## [Task to complete]
Return each line holding the string "text".

## [Rows]

· · ·

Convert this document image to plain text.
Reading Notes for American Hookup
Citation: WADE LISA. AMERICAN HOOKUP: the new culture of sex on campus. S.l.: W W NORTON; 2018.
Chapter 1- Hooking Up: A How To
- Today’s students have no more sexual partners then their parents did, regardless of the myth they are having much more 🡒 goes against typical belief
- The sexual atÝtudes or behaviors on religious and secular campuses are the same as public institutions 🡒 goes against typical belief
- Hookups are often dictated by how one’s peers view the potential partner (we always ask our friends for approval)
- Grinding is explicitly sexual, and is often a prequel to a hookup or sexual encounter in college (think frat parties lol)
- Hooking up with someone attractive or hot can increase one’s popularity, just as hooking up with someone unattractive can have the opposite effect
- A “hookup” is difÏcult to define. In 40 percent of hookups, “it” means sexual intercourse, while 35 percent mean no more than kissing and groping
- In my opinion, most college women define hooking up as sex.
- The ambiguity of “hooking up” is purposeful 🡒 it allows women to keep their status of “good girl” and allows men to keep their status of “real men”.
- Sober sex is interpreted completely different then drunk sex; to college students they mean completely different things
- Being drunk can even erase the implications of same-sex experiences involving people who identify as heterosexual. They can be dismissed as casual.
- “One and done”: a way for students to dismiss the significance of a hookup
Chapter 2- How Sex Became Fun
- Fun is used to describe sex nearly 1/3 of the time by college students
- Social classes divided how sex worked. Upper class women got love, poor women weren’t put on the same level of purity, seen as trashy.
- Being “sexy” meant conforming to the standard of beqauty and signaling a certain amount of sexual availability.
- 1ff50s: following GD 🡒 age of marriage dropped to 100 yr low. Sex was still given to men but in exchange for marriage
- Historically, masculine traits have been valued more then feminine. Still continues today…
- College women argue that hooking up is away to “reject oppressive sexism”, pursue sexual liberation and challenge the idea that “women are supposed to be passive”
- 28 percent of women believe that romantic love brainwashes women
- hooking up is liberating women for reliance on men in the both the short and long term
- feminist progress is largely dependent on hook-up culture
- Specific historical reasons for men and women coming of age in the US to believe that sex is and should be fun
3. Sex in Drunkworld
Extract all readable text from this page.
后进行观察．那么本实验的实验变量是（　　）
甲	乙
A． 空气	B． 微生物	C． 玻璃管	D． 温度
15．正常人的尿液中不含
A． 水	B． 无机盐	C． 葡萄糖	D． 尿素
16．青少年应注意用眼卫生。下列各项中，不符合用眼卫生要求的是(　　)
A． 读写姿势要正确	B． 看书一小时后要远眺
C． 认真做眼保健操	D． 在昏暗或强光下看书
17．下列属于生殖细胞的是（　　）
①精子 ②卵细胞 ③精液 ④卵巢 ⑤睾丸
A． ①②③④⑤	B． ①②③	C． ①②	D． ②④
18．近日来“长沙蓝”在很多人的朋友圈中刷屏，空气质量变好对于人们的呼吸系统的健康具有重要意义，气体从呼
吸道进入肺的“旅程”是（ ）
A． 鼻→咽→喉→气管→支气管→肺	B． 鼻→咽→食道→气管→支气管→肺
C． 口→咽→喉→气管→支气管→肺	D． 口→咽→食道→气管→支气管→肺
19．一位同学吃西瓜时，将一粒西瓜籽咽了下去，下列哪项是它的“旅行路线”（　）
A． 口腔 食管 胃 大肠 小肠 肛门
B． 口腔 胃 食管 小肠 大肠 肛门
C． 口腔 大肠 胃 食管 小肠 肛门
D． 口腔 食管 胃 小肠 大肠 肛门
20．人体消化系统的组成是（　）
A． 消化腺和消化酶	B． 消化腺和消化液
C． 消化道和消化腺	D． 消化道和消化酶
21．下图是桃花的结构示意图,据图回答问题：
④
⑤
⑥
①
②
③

· · ·

## [Answer to this task]
Convert this document image to plain text.
Extract all readable text from this page.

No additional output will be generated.